### DOCUMENT EXTRACT
It’s a really great song that I think you’d like (in fact you may like her already for all I know.)
Not that it’s the ‘same’ but this post reminded me of a time when my husband was working a low paying general labour job and we couldn’t afford a car so he took the stinky bus for an hour to work to (literally) scrape maggots off of rented dishes, and I stayed at home with 4 kids 3 and under and I remember feeling jealous…or something. What I wouldn’t give for an hour of quiet to and from work. When’s my lunch hour? When’s my coffee break. Of course, selfishly forgetting what he had to put up with, and him wishing he could just come home and hug a daughter or two. You still in my prayers.
Thank-you so much for your words of encouragement Barbara. I appreciate them.

### SUPPLIED DATA

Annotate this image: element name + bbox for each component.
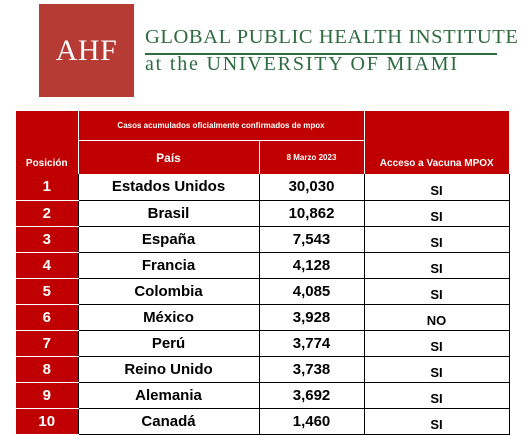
table-row: 9 Alemania 3,692 SI [16, 382, 510, 410]
vaccine-access-cell: SI [364, 278, 510, 305]
table-row: 1 Estados Unidos 30,030 SI [16, 174, 510, 201]
ahf-logo: AHF [39, 4, 134, 97]
table-row: 7 Perú 3,774 SI [16, 330, 510, 358]
cases-cell: 3,774 [258, 330, 365, 358]
country-cell: Alemania [77, 382, 259, 410]
country-cell: Canadá [77, 408, 259, 435]
position-cell: 3 [16, 226, 78, 253]
table-row: 6 México 3,928 NO [16, 304, 510, 332]
vaccine-access-cell: SI [364, 226, 510, 253]
cases-cell: 3,928 [258, 304, 365, 332]
position-cell: 8 [16, 356, 78, 384]
position-cell: 9 [16, 382, 78, 410]
cases-group-header: Casos acumulados oficialmente confirmado… [77, 111, 365, 141]
cases-cell: 1,460 [258, 408, 365, 435]
vaccine-access-cell: SI [364, 252, 510, 279]
country-cell: Brasil [77, 200, 259, 227]
cases-cell: 4,085 [258, 278, 365, 305]
vaccine-access-cell: SI [364, 200, 510, 227]
country-cell: Colombia [77, 278, 259, 305]
ahf-logo-text: AHF [55, 33, 118, 67]
table-row: 8 Reino Unido 3,738 SI [16, 356, 510, 384]
country-cell: Perú [77, 330, 259, 358]
vaccine-access-cell: SI [364, 356, 510, 384]
position-cell: 4 [16, 252, 78, 279]
date-header: 8 Marzo 2023 [259, 140, 365, 174]
institute-divider [145, 53, 497, 55]
country-cell: Estados Unidos [77, 174, 259, 201]
vaccine-access-cell: SI [364, 382, 510, 410]
vaccine-access-cell: SI [364, 408, 510, 435]
cases-cell: 10,862 [258, 200, 365, 227]
cases-cell: 3,738 [258, 356, 365, 384]
table-row: 4 Francia 4,128 SI [16, 252, 510, 279]
position-cell: 5 [16, 278, 78, 305]
position-cell: 1 [16, 174, 78, 201]
cases-cell: 30,030 [258, 174, 365, 201]
cases-cell: 4,128 [258, 252, 365, 279]
position-cell: 6 [16, 304, 78, 332]
vaccine-access-cell: NO [364, 304, 510, 332]
table-row: 3 España 7,543 SI [16, 226, 510, 253]
position-cell: 2 [16, 200, 78, 227]
position-cell: 7 [16, 330, 78, 358]
institute-name: GLOBAL PUBLIC HEALTH INSTITUTE [145, 26, 519, 48]
cases-cell: 3,692 [258, 382, 365, 410]
institute-affiliation: at the UNIVERSITY OF MIAMI [145, 53, 459, 75]
country-cell: Reino Unido [77, 356, 259, 384]
vaccine-access-cell: SI [364, 174, 510, 201]
mpox-cases-table: Posición Casos acumulados oficialmente c… [16, 111, 510, 435]
position-cell: 10 [16, 408, 78, 435]
table-row: 10 Canadá 1,460 SI [16, 408, 510, 435]
country-cell: Francia [77, 252, 259, 279]
country-header: País [77, 140, 260, 174]
position-header: Posición [16, 111, 78, 174]
vaccine-access-header: Acceso a Vacuna MPOX [363, 111, 510, 174]
table-row: 2 Brasil 10,862 SI [16, 200, 510, 227]
country-cell: España [77, 226, 259, 253]
vaccine-access-cell: SI [364, 330, 510, 358]
cases-cell: 7,543 [258, 226, 365, 253]
table-row: 5 Colombia 4,085 SI [16, 278, 510, 305]
country-cell: México [77, 304, 259, 332]
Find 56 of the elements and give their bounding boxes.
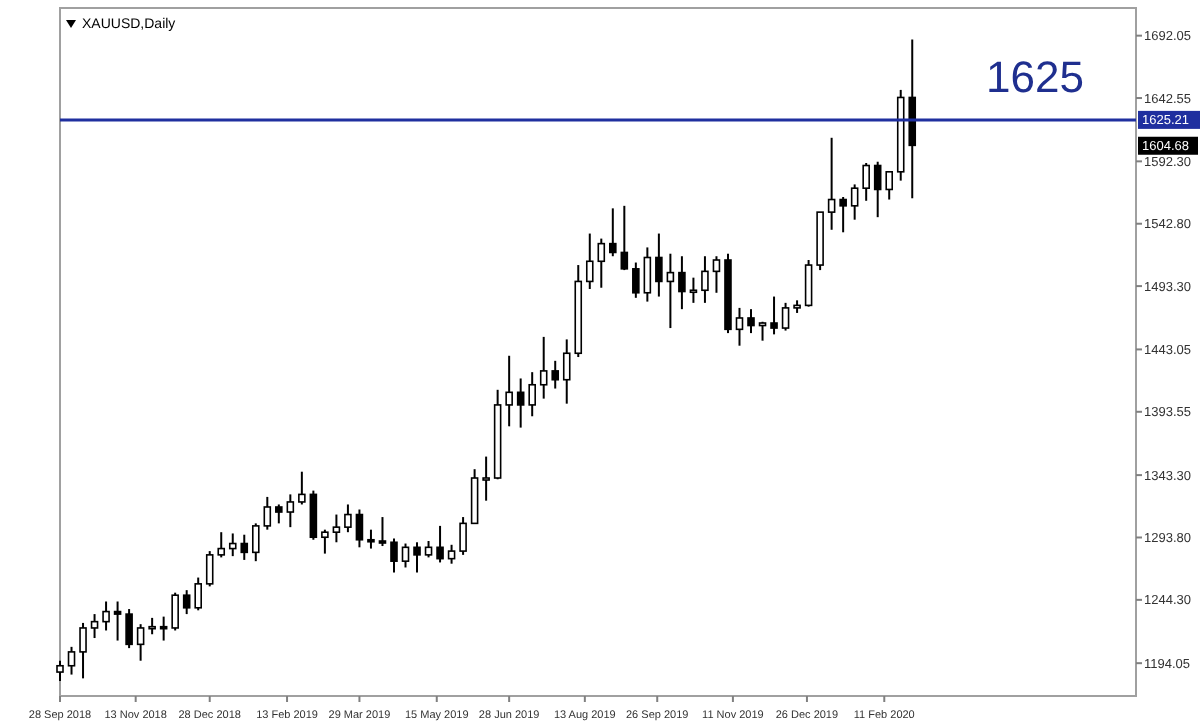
candlestick bbox=[781, 301, 790, 332]
candlestick bbox=[850, 183, 859, 221]
candlestick bbox=[332, 513, 341, 544]
candlestick bbox=[712, 255, 721, 294]
candlestick bbox=[620, 204, 629, 272]
candlestick bbox=[321, 528, 329, 555]
candlestick bbox=[804, 259, 813, 308]
candlestick bbox=[482, 455, 490, 502]
candlestick bbox=[413, 541, 421, 574]
candlestick bbox=[632, 261, 640, 299]
candlestick bbox=[885, 170, 894, 201]
candlestick bbox=[747, 308, 755, 335]
candlestick bbox=[171, 591, 179, 632]
candlestick bbox=[655, 232, 663, 298]
candlestick bbox=[263, 495, 272, 531]
candlestick bbox=[56, 659, 64, 682]
candlestick bbox=[309, 489, 318, 541]
candlestick bbox=[447, 543, 456, 565]
candlestick bbox=[275, 503, 283, 525]
candlestick bbox=[125, 608, 133, 650]
candlestick bbox=[102, 600, 110, 632]
candlestick bbox=[67, 645, 76, 676]
candlestick bbox=[735, 306, 744, 347]
candlestick bbox=[355, 508, 364, 549]
candlestick bbox=[701, 255, 709, 304]
annotation: 1625 bbox=[986, 52, 1084, 102]
candlestick bbox=[367, 528, 375, 550]
candlestick bbox=[459, 516, 467, 556]
candlestick bbox=[827, 136, 836, 231]
candlestick bbox=[528, 371, 536, 418]
candlestick bbox=[873, 160, 882, 219]
candlestick bbox=[643, 246, 652, 303]
candlestick bbox=[79, 621, 87, 680]
candlestick bbox=[689, 276, 698, 304]
candlestick bbox=[90, 613, 99, 640]
candlestick bbox=[251, 522, 260, 563]
candlestick bbox=[182, 589, 191, 616]
candlestick bbox=[678, 255, 686, 311]
candlestick bbox=[136, 623, 145, 662]
candlestick bbox=[839, 196, 847, 234]
candlestick bbox=[862, 161, 870, 202]
candlestick bbox=[344, 503, 352, 534]
candlestick bbox=[470, 468, 479, 525]
candlestick bbox=[401, 542, 410, 569]
candlestick bbox=[194, 576, 202, 612]
candlestick bbox=[436, 524, 444, 564]
candlestick bbox=[505, 354, 513, 428]
candlestick bbox=[516, 377, 525, 429]
candlestick bbox=[390, 537, 398, 574]
candlestick bbox=[286, 493, 295, 529]
candlestick bbox=[298, 470, 306, 506]
candlestick bbox=[770, 295, 778, 336]
candlestick bbox=[609, 207, 617, 258]
candlestick bbox=[666, 252, 675, 330]
candlestick bbox=[378, 516, 387, 548]
candlestick bbox=[113, 600, 122, 642]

### EXERCISE INSTRUCTIONS
1) Transcribe the records from the line containing "candlestick bbox=[781, 301, 790, 332]" through the line containing "candlestick bbox=[770, 295, 778, 336]", keeping every line identical.
2) Go on with the reader comments about a husband's hard job and bus commute, picking up after their last line.
The comments and the records are unrelated material.

### SET OF ANSWERS
1)
candlestick bbox=[781, 301, 790, 332]
candlestick bbox=[850, 183, 859, 221]
candlestick bbox=[332, 513, 341, 544]
candlestick bbox=[712, 255, 721, 294]
candlestick bbox=[620, 204, 629, 272]
candlestick bbox=[321, 528, 329, 555]
candlestick bbox=[804, 259, 813, 308]
candlestick bbox=[482, 455, 490, 502]
candlestick bbox=[413, 541, 421, 574]
candlestick bbox=[632, 261, 640, 299]
candlestick bbox=[885, 170, 894, 201]
candlestick bbox=[747, 308, 755, 335]
candlestick bbox=[171, 591, 179, 632]
candlestick bbox=[655, 232, 663, 298]
candlestick bbox=[263, 495, 272, 531]
candlestick bbox=[56, 659, 64, 682]
candlestick bbox=[309, 489, 318, 541]
candlestick bbox=[447, 543, 456, 565]
candlestick bbox=[275, 503, 283, 525]
candlestick bbox=[125, 608, 133, 650]
candlestick bbox=[102, 600, 110, 632]
candlestick bbox=[67, 645, 76, 676]
candlestick bbox=[735, 306, 744, 347]
candlestick bbox=[355, 508, 364, 549]
candlestick bbox=[701, 255, 709, 304]
annotation: 1625 bbox=[986, 52, 1084, 102]
candlestick bbox=[367, 528, 375, 550]
candlestick bbox=[459, 516, 467, 556]
candlestick bbox=[827, 136, 836, 231]
candlestick bbox=[528, 371, 536, 418]
candlestick bbox=[873, 160, 882, 219]
candlestick bbox=[643, 246, 652, 303]
candlestick bbox=[79, 621, 87, 680]
candlestick bbox=[689, 276, 698, 304]
candlestick bbox=[90, 613, 99, 640]
candlestick bbox=[251, 522, 260, 563]
candlestick bbox=[182, 589, 191, 616]
candlestick bbox=[678, 255, 686, 311]
candlestick bbox=[136, 623, 145, 662]
candlestick bbox=[839, 196, 847, 234]
candlestick bbox=[862, 161, 870, 202]
candlestick bbox=[344, 503, 352, 534]
candlestick bbox=[470, 468, 479, 525]
candlestick bbox=[401, 542, 410, 569]
candlestick bbox=[194, 576, 202, 612]
candlestick bbox=[436, 524, 444, 564]
candlestick bbox=[505, 354, 513, 428]
candlestick bbox=[516, 377, 525, 429]
candlestick bbox=[390, 537, 398, 574]
candlestick bbox=[286, 493, 295, 529]
candlestick bbox=[298, 470, 306, 506]
candlestick bbox=[770, 295, 778, 336]

2)
Hi Mrs. Pages, I’m so glad to hear that you’re doing a bit better….sorry I haven’t sent anything to you. It has felt like all I could do to blog my stuff. I thot of you today during your workshop. I just realized that I should probably be emailing this, but the internet is exceedingly slow tonight, so this will have to do! I’m feeling like anything I say will come out trite – just know that I’ve been thinking of you.. love you, D.
I love you. I miss you. I wish we had shared this together too. A mistake we will never make again.
And since you gave me that great sunblock, I’m not nearly as tanned as the guy in the photo. Who are you holding hands with????
Oh dear!
I have some explaining, I guess…
Page1 just worried that people might not know I’m joking…
So, in case y’all wondered, I’m joking!